Aim of the task:
Gather all lines with "JSON" from the records.

[Dataset rows about figures]

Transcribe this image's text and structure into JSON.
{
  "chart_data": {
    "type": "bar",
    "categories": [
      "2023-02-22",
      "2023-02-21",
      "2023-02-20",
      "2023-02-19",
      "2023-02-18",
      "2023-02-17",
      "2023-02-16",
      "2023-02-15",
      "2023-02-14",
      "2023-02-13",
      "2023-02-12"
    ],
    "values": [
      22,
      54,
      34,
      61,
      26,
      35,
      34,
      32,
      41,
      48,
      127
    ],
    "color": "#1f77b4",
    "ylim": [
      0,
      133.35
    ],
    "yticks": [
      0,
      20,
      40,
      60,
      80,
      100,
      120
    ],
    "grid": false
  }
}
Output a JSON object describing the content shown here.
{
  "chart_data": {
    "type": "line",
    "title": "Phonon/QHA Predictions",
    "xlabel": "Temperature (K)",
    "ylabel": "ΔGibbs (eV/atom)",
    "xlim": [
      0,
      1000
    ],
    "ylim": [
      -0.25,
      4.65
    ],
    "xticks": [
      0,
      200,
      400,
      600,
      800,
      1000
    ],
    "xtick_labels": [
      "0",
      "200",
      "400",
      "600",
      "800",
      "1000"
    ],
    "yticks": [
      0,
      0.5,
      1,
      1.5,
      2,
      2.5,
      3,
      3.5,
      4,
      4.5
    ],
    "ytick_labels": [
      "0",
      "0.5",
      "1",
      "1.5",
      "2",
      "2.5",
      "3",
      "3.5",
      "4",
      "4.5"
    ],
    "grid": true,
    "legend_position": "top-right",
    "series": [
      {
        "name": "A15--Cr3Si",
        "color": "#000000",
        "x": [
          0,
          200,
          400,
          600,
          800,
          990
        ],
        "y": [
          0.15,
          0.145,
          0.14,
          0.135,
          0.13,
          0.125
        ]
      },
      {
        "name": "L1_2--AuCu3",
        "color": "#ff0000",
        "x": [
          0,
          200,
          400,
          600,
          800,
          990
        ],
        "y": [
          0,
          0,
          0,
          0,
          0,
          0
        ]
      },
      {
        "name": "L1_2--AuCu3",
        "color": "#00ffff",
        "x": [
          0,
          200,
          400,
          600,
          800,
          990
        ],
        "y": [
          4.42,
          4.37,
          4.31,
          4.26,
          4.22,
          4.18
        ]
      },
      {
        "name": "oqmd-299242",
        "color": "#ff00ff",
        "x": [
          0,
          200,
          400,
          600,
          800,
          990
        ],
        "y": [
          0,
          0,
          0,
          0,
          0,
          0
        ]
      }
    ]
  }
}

Result for this task:
Transcribe this image's text and structure into JSON.
Output a JSON object describing the content shown here.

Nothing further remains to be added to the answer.